_Stated exercise_: Single out each line with the word "JSON" and copy it.

_Data for this task_:
[Begin]
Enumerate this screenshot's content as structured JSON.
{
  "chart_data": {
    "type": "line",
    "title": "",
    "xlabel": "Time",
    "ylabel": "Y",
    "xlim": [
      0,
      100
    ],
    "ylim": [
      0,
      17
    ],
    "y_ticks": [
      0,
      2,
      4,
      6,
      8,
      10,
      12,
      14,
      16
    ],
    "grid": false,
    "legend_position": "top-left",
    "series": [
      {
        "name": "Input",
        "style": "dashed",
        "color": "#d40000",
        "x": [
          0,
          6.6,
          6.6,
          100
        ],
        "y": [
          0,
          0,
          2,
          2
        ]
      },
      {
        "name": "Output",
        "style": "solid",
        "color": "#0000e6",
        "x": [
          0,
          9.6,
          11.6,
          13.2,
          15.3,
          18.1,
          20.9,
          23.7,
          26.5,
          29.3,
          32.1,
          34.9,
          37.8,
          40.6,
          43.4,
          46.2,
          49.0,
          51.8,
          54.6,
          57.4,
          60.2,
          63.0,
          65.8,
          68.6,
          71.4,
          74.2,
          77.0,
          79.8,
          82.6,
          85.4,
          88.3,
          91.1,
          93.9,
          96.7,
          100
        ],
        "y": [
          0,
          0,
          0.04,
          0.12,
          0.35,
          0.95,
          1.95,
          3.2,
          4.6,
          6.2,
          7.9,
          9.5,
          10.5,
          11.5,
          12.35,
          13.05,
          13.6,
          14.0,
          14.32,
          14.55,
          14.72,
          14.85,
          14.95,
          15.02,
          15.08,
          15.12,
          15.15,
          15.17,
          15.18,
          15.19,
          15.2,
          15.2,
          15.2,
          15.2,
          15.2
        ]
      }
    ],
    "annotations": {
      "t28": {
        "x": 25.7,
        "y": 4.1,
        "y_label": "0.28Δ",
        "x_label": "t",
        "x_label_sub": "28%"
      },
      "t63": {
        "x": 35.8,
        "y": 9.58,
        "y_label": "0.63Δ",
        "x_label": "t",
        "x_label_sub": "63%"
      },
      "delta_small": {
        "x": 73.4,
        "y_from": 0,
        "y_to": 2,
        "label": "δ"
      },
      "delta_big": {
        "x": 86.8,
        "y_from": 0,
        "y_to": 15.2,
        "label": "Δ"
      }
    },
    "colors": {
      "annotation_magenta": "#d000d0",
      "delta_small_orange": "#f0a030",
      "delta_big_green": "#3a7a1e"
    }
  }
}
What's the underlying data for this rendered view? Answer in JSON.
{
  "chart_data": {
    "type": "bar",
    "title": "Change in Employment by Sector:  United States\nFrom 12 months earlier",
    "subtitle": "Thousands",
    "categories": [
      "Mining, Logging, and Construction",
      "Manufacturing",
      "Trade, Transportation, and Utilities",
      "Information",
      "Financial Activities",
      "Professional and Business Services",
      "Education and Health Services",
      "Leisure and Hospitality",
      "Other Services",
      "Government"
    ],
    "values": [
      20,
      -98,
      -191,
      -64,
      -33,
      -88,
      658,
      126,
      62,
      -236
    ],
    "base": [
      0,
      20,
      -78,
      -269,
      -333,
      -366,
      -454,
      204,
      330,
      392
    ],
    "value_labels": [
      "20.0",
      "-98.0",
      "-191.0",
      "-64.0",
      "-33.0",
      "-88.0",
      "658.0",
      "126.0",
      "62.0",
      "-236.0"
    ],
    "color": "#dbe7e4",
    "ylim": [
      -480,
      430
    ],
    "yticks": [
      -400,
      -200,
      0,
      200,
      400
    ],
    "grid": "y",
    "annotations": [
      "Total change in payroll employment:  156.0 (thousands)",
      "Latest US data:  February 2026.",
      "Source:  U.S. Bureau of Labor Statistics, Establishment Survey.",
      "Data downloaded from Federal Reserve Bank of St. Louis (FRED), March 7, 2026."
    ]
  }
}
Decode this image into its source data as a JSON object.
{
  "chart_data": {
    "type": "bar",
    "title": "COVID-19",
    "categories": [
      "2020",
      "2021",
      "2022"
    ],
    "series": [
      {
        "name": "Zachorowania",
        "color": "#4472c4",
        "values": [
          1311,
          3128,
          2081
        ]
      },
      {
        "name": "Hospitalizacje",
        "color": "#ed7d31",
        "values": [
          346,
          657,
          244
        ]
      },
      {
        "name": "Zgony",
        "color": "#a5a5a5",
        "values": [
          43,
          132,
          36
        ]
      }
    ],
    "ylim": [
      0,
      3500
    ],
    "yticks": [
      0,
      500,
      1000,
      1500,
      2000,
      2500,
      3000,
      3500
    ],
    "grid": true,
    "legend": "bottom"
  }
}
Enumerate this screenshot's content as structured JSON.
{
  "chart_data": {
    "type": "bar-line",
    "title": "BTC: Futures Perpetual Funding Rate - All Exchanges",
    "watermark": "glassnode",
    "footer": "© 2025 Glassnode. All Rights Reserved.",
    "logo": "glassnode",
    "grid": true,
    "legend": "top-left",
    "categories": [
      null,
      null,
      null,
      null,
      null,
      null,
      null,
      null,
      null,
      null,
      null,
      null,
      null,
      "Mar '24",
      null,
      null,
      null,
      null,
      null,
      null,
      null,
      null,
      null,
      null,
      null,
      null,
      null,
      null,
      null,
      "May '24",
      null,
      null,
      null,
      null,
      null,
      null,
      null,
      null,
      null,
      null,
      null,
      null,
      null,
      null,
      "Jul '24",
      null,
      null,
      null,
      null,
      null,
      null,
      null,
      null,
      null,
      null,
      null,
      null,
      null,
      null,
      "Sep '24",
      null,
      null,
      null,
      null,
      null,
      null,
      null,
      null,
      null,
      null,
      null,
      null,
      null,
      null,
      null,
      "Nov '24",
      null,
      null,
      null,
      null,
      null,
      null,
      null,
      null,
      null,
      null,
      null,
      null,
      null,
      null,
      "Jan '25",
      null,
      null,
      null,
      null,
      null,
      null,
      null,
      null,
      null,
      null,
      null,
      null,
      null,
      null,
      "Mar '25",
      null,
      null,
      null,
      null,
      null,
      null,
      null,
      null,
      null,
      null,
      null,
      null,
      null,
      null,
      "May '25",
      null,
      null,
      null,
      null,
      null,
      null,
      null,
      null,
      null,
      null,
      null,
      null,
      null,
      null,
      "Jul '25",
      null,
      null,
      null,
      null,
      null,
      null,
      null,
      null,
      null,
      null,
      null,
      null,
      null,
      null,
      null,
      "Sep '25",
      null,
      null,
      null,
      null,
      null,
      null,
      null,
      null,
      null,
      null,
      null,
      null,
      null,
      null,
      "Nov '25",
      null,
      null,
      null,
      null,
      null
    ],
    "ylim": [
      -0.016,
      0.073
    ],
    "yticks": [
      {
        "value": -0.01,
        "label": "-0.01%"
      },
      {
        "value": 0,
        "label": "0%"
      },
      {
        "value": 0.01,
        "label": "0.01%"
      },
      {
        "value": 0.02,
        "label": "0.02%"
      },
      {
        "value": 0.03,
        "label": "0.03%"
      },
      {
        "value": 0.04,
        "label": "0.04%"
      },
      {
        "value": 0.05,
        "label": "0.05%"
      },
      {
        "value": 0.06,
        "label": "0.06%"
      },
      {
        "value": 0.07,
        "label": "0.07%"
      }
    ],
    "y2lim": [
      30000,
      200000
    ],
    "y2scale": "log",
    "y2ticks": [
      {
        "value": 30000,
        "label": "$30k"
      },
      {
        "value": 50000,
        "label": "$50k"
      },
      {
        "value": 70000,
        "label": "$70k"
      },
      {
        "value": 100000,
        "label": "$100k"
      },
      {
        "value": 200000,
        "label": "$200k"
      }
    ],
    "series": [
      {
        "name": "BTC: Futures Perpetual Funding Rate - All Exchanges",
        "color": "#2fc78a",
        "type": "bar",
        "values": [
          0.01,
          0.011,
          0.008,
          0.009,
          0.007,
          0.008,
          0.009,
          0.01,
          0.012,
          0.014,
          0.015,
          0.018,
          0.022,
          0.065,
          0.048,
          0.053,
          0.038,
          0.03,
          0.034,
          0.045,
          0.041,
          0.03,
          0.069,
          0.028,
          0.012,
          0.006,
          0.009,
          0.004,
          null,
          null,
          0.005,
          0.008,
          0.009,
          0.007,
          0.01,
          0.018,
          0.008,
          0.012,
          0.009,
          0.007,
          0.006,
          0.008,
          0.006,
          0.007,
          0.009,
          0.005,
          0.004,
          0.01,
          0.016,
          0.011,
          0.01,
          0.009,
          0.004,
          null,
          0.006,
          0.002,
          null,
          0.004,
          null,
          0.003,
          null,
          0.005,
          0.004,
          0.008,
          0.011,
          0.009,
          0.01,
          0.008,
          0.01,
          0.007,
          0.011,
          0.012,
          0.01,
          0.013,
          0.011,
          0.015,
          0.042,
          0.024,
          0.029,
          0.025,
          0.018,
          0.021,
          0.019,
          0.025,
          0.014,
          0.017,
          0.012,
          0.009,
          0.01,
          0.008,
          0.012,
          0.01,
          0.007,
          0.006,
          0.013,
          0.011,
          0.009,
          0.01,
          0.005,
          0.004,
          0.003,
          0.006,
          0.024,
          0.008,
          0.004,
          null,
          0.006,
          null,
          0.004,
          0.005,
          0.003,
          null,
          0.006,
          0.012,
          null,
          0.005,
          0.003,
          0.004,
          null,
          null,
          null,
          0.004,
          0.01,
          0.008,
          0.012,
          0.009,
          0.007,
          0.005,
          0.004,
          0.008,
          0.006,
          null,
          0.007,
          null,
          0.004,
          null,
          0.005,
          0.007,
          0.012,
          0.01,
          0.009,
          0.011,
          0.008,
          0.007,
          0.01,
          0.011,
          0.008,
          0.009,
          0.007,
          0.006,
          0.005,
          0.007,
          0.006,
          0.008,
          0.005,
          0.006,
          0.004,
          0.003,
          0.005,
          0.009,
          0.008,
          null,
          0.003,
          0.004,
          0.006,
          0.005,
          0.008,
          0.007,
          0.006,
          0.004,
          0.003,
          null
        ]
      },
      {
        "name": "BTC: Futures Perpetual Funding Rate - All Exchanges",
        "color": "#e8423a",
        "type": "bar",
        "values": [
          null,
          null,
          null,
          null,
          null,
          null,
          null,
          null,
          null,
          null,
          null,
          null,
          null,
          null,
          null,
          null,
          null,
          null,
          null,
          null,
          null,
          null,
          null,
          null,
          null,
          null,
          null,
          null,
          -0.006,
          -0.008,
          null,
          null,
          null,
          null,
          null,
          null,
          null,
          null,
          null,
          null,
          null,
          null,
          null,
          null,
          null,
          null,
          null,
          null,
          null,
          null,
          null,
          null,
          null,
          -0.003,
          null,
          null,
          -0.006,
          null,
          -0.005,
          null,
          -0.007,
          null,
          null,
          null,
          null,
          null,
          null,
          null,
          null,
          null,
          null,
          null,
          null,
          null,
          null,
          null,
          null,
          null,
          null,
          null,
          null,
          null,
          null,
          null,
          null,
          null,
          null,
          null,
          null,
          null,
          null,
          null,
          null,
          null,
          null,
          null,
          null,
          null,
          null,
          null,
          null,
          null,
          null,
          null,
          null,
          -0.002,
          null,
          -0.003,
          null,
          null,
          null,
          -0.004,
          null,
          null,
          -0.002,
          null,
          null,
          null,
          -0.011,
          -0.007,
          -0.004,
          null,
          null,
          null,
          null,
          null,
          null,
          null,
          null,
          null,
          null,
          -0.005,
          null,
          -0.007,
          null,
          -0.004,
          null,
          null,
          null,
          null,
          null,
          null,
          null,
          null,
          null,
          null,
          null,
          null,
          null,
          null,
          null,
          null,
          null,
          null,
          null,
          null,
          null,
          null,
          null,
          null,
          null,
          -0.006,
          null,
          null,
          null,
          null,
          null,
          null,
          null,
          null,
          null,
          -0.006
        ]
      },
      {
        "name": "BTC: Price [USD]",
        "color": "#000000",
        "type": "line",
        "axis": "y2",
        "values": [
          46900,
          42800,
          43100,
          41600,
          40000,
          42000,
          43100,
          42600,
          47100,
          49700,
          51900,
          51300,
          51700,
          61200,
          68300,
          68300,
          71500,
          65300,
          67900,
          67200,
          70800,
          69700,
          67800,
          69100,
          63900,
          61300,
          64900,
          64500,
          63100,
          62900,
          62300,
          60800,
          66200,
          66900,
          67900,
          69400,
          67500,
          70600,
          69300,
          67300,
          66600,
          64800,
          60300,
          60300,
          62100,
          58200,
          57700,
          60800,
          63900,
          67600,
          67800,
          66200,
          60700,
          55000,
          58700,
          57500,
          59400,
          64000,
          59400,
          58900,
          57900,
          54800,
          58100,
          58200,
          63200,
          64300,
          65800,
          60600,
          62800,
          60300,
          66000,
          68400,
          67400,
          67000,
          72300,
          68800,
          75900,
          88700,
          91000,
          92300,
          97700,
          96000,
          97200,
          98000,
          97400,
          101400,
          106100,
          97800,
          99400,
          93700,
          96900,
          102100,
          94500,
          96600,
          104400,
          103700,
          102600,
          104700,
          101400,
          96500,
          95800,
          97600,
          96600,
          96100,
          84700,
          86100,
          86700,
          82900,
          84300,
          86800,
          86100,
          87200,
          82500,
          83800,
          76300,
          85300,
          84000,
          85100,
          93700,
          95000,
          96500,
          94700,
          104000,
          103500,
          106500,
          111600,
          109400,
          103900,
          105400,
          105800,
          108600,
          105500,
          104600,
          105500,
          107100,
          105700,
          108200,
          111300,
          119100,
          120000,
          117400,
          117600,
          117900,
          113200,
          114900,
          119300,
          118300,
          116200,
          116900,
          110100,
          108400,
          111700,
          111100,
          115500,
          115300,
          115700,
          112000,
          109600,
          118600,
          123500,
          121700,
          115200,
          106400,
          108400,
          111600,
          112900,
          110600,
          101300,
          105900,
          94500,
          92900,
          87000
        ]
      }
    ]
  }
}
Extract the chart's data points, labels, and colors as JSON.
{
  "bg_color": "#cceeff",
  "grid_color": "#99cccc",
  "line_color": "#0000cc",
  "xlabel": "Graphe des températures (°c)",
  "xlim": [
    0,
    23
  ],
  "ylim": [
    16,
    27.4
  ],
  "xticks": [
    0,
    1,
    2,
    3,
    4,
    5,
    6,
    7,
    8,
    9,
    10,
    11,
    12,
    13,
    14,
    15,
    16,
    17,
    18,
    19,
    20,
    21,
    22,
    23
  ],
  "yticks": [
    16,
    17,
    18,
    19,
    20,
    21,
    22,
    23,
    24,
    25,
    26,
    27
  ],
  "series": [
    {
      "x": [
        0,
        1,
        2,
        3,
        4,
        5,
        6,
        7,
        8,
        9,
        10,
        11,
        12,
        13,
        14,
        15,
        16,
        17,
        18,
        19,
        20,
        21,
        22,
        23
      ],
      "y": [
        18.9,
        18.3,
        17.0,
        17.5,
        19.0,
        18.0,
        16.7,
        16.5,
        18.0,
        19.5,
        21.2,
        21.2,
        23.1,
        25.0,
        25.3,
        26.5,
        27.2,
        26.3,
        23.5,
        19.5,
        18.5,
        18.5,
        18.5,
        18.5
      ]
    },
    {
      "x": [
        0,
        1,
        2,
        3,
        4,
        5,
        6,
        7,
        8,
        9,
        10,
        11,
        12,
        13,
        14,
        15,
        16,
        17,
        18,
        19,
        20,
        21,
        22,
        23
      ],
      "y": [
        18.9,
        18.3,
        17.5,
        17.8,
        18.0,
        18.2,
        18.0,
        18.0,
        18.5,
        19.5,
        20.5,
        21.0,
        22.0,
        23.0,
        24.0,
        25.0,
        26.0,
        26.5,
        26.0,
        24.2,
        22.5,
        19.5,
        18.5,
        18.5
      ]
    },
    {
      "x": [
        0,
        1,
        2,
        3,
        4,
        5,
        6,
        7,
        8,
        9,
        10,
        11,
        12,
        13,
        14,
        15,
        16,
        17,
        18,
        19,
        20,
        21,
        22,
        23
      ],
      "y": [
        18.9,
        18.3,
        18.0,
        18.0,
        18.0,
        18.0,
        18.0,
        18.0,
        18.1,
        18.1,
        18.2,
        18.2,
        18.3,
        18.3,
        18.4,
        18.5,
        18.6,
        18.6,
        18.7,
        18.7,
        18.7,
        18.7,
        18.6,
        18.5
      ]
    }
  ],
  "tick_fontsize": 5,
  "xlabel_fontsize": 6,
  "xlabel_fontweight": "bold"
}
[End]
_Final result_:
Enumerate this screenshot's content as structured JSON.
What's the underlying data for this rendered view? Answer in JSON.
Decode this image into its source data as a JSON object.
Enumerate this screenshot's content as structured JSON.
Extract the chart's data points, labels, and colors as JSON.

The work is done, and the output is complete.